• Task description: Locate every line in the material below that has the word "heading". Copy each of those lines.
--------------------------------
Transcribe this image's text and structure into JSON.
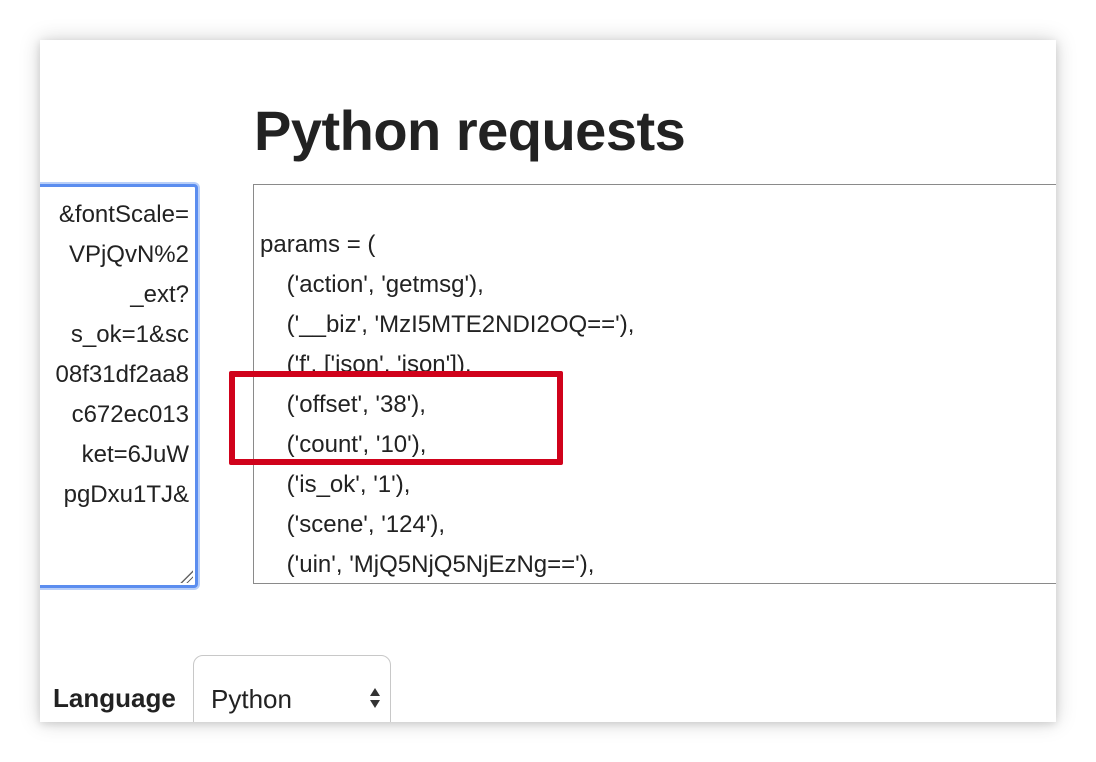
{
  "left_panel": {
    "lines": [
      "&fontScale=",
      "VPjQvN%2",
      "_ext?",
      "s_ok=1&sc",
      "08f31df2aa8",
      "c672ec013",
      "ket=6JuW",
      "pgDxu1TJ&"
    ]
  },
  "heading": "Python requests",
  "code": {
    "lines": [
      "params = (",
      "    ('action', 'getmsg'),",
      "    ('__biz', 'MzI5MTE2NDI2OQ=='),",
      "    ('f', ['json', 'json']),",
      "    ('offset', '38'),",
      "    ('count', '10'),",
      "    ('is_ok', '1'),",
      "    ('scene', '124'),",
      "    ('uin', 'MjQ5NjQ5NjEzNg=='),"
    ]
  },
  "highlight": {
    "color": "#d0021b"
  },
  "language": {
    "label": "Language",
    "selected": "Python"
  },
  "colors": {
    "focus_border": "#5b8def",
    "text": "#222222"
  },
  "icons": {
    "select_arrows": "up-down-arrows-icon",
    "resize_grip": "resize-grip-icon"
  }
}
--------------------------------
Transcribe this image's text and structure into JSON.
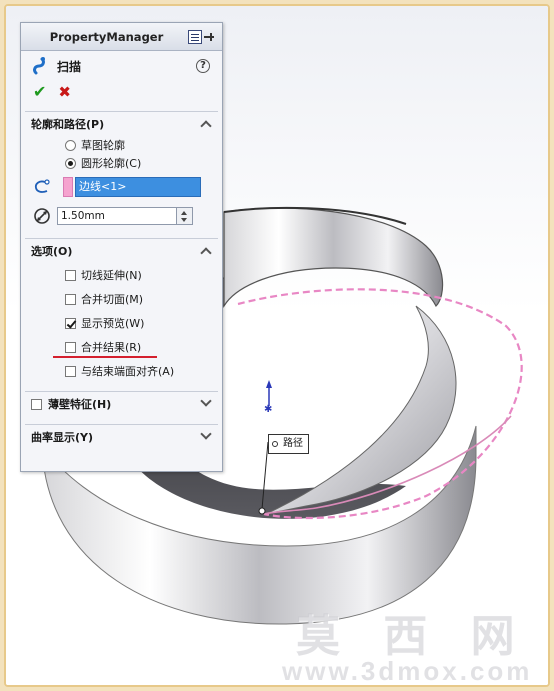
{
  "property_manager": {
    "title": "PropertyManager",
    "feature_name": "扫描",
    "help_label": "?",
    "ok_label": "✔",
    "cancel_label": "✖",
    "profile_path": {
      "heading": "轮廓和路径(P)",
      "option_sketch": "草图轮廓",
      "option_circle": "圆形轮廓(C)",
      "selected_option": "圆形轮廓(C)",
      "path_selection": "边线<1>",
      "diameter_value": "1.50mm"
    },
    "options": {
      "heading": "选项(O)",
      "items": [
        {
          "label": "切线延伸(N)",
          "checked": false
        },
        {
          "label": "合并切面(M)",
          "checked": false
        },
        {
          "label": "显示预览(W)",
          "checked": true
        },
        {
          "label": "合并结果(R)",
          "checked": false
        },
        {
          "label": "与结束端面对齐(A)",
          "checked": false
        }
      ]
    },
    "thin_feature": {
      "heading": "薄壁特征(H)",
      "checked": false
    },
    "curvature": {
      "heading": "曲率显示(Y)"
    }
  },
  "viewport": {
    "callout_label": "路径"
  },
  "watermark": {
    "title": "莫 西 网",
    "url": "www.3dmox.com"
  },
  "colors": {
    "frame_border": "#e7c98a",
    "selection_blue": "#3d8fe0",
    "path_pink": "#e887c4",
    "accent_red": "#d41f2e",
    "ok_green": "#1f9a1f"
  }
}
--------------------------------
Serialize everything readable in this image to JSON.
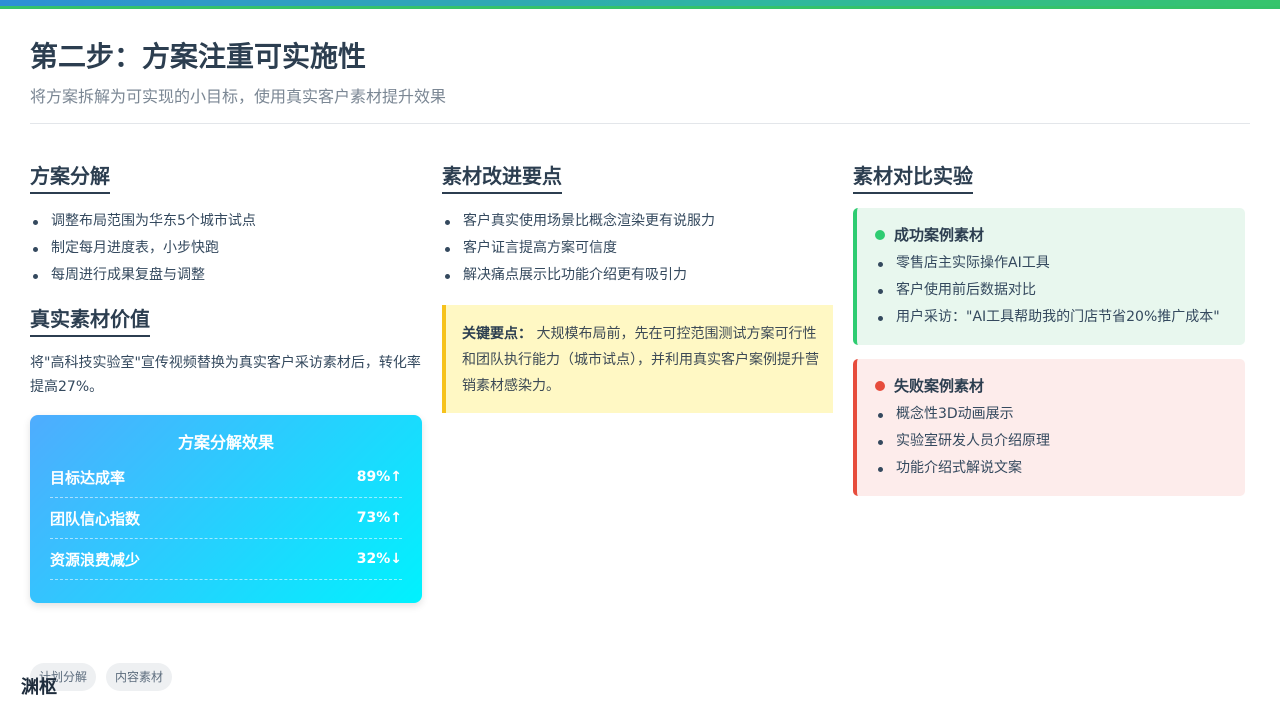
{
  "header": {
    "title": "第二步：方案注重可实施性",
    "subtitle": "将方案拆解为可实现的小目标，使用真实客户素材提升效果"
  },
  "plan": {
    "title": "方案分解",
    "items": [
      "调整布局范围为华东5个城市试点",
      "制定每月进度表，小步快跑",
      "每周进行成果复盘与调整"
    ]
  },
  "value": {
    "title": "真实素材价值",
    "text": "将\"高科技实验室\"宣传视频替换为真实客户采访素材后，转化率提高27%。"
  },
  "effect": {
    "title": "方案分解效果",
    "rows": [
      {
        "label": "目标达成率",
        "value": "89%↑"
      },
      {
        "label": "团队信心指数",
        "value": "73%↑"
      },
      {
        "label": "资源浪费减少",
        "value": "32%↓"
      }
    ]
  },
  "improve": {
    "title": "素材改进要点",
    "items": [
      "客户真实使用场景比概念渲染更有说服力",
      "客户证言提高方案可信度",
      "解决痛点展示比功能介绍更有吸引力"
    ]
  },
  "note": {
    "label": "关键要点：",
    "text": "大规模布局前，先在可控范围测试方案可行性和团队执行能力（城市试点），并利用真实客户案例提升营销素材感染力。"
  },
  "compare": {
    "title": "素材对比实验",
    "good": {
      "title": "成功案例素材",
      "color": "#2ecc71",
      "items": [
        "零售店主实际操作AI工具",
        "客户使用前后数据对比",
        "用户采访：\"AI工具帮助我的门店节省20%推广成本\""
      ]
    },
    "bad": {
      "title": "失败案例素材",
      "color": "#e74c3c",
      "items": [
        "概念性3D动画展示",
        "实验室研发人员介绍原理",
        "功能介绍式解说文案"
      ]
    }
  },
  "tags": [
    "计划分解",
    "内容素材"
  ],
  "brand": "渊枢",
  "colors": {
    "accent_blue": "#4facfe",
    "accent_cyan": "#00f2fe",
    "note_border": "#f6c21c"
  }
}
--------------------------------
• Full output:
  "heading": "Python requests",
      "heading": "轮廓和路径(P)",
      "heading": "选项(O)",
      "heading": "薄壁特征(H)",
      "heading": "曲率显示(Y)"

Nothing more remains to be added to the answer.